Written request:
Please rewrite the records below, replacing "bbox" with "bounding box" and keeping everything else unchanged.

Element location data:
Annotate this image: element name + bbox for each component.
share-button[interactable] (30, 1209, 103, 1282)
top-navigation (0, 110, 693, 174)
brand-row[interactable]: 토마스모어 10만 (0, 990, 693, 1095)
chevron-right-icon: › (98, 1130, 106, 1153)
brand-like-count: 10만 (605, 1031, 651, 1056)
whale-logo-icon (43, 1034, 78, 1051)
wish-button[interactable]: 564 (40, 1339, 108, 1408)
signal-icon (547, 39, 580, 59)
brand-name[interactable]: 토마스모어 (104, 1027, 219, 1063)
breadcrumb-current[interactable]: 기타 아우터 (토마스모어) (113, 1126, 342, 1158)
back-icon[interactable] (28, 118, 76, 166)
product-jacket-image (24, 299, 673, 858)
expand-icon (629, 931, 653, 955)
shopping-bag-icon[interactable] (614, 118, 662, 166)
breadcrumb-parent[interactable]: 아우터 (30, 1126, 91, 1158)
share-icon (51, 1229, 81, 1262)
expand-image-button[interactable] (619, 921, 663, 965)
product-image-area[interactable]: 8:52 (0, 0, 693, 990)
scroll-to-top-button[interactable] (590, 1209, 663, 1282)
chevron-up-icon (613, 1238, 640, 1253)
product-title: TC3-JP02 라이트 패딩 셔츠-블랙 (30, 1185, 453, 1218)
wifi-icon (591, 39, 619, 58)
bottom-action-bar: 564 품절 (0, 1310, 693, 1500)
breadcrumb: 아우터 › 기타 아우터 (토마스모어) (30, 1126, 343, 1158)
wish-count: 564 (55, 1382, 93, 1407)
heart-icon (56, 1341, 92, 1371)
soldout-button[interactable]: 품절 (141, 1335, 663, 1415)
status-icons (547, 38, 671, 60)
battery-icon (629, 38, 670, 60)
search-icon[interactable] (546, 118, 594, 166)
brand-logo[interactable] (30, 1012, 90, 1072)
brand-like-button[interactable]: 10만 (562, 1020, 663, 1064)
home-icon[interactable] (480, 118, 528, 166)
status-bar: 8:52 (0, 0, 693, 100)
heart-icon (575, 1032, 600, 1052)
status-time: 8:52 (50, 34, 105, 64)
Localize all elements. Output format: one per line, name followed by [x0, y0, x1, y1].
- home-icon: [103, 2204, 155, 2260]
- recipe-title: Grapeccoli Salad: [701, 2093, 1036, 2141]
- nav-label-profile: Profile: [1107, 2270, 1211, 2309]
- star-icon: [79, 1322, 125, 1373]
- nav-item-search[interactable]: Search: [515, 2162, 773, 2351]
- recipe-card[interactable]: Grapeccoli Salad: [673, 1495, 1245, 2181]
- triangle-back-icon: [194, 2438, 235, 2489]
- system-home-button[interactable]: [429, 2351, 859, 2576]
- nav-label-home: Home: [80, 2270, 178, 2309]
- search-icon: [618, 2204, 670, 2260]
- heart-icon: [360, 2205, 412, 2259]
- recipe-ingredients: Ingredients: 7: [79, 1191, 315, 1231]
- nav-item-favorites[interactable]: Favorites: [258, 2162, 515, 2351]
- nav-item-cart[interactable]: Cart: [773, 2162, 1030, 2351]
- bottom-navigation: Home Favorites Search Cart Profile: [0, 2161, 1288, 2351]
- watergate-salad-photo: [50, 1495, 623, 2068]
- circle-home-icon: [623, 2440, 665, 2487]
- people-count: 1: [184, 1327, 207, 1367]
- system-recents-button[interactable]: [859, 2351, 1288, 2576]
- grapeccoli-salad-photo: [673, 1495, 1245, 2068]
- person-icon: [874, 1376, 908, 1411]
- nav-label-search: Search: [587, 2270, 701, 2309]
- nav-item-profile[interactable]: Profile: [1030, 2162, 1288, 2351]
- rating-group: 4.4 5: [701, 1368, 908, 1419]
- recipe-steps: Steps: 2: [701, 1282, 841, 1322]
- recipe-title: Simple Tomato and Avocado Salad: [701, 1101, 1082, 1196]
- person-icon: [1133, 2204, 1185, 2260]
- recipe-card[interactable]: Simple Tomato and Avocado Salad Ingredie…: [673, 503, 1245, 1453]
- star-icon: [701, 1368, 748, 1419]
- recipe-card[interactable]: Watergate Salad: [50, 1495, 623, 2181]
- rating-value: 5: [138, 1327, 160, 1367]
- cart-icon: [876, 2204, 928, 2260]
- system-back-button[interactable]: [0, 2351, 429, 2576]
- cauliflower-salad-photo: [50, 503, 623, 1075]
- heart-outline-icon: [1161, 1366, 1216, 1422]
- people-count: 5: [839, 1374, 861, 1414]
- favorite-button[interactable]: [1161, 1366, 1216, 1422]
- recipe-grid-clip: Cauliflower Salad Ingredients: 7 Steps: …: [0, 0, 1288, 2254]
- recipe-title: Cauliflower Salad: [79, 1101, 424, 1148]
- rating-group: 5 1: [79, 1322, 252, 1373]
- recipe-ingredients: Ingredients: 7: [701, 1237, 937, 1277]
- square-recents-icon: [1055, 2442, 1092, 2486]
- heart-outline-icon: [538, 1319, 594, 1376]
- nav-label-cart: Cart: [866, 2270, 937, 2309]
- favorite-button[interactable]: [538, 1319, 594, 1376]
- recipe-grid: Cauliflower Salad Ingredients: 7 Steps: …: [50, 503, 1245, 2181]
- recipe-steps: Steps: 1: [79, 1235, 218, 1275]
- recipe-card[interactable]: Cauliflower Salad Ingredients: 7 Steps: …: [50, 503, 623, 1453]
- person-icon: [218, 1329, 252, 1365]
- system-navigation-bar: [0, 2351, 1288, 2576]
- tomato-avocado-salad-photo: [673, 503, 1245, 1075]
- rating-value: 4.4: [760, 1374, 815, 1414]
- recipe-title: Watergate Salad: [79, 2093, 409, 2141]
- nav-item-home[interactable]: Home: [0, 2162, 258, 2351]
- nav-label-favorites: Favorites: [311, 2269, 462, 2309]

Exercise answer:
Annotate this image: element name + bounding box for each component.
share-button[interactable] (30, 1209, 103, 1282)
top-navigation (0, 110, 693, 174)
brand-row[interactable]: 토마스모어 10만 (0, 990, 693, 1095)
chevron-right-icon: › (98, 1130, 106, 1153)
brand-like-count: 10만 (605, 1031, 651, 1056)
whale-logo-icon (43, 1034, 78, 1051)
wish-button[interactable]: 564 (40, 1339, 108, 1408)
signal-icon (547, 39, 580, 59)
brand-name[interactable]: 토마스모어 (104, 1027, 219, 1063)
breadcrumb-current[interactable]: 기타 아우터 (토마스모어) (113, 1126, 342, 1158)
back-icon[interactable] (28, 118, 76, 166)
product-jacket-image (24, 299, 673, 858)
expand-icon (629, 931, 653, 955)
shopping-bag-icon[interactable] (614, 118, 662, 166)
breadcrumb-parent[interactable]: 아우터 (30, 1126, 91, 1158)
share-icon (51, 1229, 81, 1262)
expand-image-button[interactable] (619, 921, 663, 965)
product-image-area[interactable]: 8:52 (0, 0, 693, 990)
scroll-to-top-button[interactable] (590, 1209, 663, 1282)
chevron-up-icon (613, 1238, 640, 1253)
product-title: TC3-JP02 라이트 패딩 셔츠-블랙 (30, 1185, 453, 1218)
wifi-icon (591, 39, 619, 58)
bottom-action-bar: 564 품절 (0, 1310, 693, 1500)
breadcrumb: 아우터 › 기타 아우터 (토마스모어) (30, 1126, 343, 1158)
wish-count: 564 (55, 1382, 93, 1407)
heart-icon (56, 1341, 92, 1371)
soldout-button[interactable]: 품절 (141, 1335, 663, 1415)
status-icons (547, 38, 671, 60)
battery-icon (629, 38, 670, 60)
search-icon[interactable] (546, 118, 594, 166)
brand-logo[interactable] (30, 1012, 90, 1072)
brand-like-button[interactable]: 10만 (562, 1020, 663, 1064)
home-icon[interactable] (480, 118, 528, 166)
status-bar: 8:52 (0, 0, 693, 100)
heart-icon (575, 1032, 600, 1052)
status-time: 8:52 (50, 34, 105, 64)
Localize all elements. Output format: one per line, name followed by [x0, y0, x1, y1].
- home-icon: [103, 2204, 155, 2260]
- recipe-title: Grapeccoli Salad: [701, 2093, 1036, 2141]
- nav-label-profile: Profile: [1107, 2270, 1211, 2309]
- star-icon: [79, 1322, 125, 1373]
- nav-item-search[interactable]: Search: [515, 2162, 773, 2351]
- recipe-card[interactable]: Grapeccoli Salad: [673, 1495, 1245, 2181]
- triangle-back-icon: [194, 2438, 235, 2489]
- system-home-button[interactable]: [429, 2351, 859, 2576]
- nav-label-home: Home: [80, 2270, 178, 2309]
- search-icon: [618, 2204, 670, 2260]
- heart-icon: [360, 2205, 412, 2259]
- recipe-ingredients: Ingredients: 7: [79, 1191, 315, 1231]
- nav-item-favorites[interactable]: Favorites: [258, 2162, 515, 2351]
- nav-item-cart[interactable]: Cart: [773, 2162, 1030, 2351]
- bottom-navigation: Home Favorites Search Cart Profile: [0, 2161, 1288, 2351]
- watergate-salad-photo: [50, 1495, 623, 2068]
- circle-home-icon: [623, 2440, 665, 2487]
- people-count: 1: [184, 1327, 207, 1367]
- system-recents-button[interactable]: [859, 2351, 1288, 2576]
- grapeccoli-salad-photo: [673, 1495, 1245, 2068]
- person-icon: [874, 1376, 908, 1411]
- nav-label-search: Search: [587, 2270, 701, 2309]
- nav-item-profile[interactable]: Profile: [1030, 2162, 1288, 2351]
- rating-group: 4.4 5: [701, 1368, 908, 1419]
- recipe-steps: Steps: 2: [701, 1282, 841, 1322]
- recipe-title: Simple Tomato and Avocado Salad: [701, 1101, 1082, 1196]
- person-icon: [1133, 2204, 1185, 2260]
- recipe-card[interactable]: Simple Tomato and Avocado Salad Ingredie…: [673, 503, 1245, 1453]
- star-icon: [701, 1368, 748, 1419]
- recipe-card[interactable]: Watergate Salad: [50, 1495, 623, 2181]
- rating-value: 5: [138, 1327, 160, 1367]
- cart-icon: [876, 2204, 928, 2260]
- system-back-button[interactable]: [0, 2351, 429, 2576]
- cauliflower-salad-photo: [50, 503, 623, 1075]
- heart-outline-icon: [1161, 1366, 1216, 1422]
- people-count: 5: [839, 1374, 861, 1414]
- favorite-button[interactable]: [1161, 1366, 1216, 1422]
- recipe-grid-clip: Cauliflower Salad Ingredients: 7 Steps: …: [0, 0, 1288, 2254]
- recipe-title: Cauliflower Salad: [79, 1101, 424, 1148]
- rating-group: 5 1: [79, 1322, 252, 1373]
- recipe-ingredients: Ingredients: 7: [701, 1237, 937, 1277]
- square-recents-icon: [1055, 2442, 1092, 2486]
- heart-outline-icon: [538, 1319, 594, 1376]
- nav-label-cart: Cart: [866, 2270, 937, 2309]
- favorite-button[interactable]: [538, 1319, 594, 1376]
- recipe-grid: Cauliflower Salad Ingredients: 7 Steps: …: [50, 503, 1245, 2181]
- recipe-steps: Steps: 1: [79, 1235, 218, 1275]
- recipe-card[interactable]: Cauliflower Salad Ingredients: 7 Steps: …: [50, 503, 623, 1453]
- person-icon: [218, 1329, 252, 1365]
- system-navigation-bar: [0, 2351, 1288, 2576]
- tomato-avocado-salad-photo: [673, 503, 1245, 1075]
- rating-value: 4.4: [760, 1374, 815, 1414]
- recipe-title: Watergate Salad: [79, 2093, 409, 2141]
- nav-item-home[interactable]: Home: [0, 2162, 258, 2351]
- nav-label-favorites: Favorites: [311, 2269, 462, 2309]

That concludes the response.